------ Given information ------

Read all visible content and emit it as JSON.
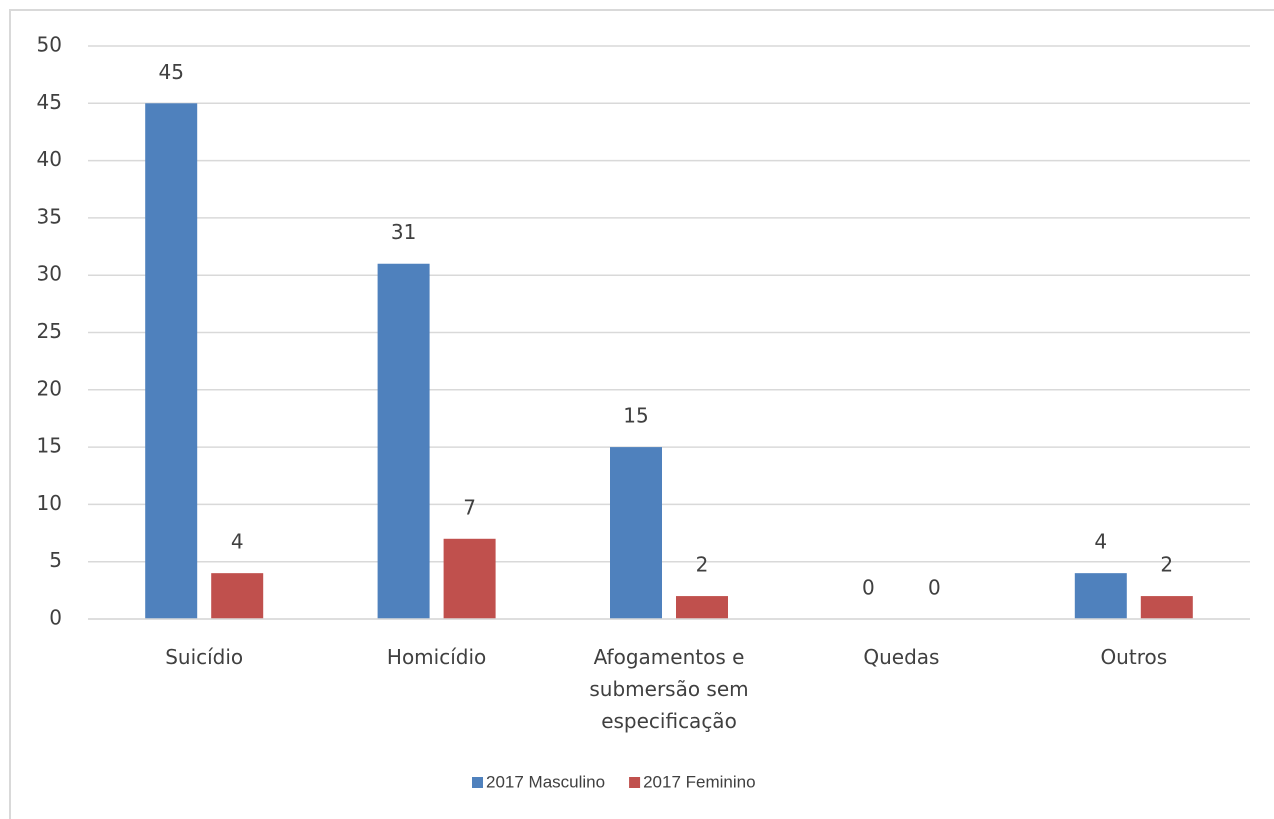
{
  "chart_data": {
    "type": "bar",
    "categories": [
      "Suicídio",
      "Homicídio",
      "Afogamentos e submersão sem especificação",
      "Quedas",
      "Outros"
    ],
    "series": [
      {
        "name": "2017 Masculino",
        "color": "#4f81bd",
        "values": [
          45,
          31,
          15,
          0,
          4
        ]
      },
      {
        "name": "2017 Feminino",
        "color": "#c0504d",
        "values": [
          4,
          7,
          2,
          0,
          2
        ]
      }
    ],
    "ylim": [
      0,
      50
    ],
    "yticks": [
      0,
      5,
      10,
      15,
      20,
      25,
      30,
      35,
      40,
      45,
      50
    ],
    "grid": true,
    "legend": "bottom"
  }
}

------

* [Stated task]: Every line of text is to be repeated exactly; pictures are left out.

* [Solved problem]:
Read all visible content and emit it as JSON.
{
  "chart_data": {
    "type": "bar",
    "categories": [
      "Suicídio",
      "Homicídio",
      "Afogamentos e submersão sem especificação",
      "Quedas",
      "Outros"
    ],
    "series": [
      {
        "name": "2017 Masculino",
        "color": "#4f81bd",
        "values": [
          45,
          31,
          15,
          0,
          4
        ]
      },
      {
        "name": "2017 Feminino",
        "color": "#c0504d",
        "values": [
          4,
          7,
          2,
          0,
          2
        ]
      }
    ],
    "ylim": [
      0,
      50
    ],
    "yticks": [
      0,
      5,
      10,
      15,
      20,
      25,
      30,
      35,
      40,
      45,
      50
    ],
    "grid": true,
    "legend": "bottom"
  }
}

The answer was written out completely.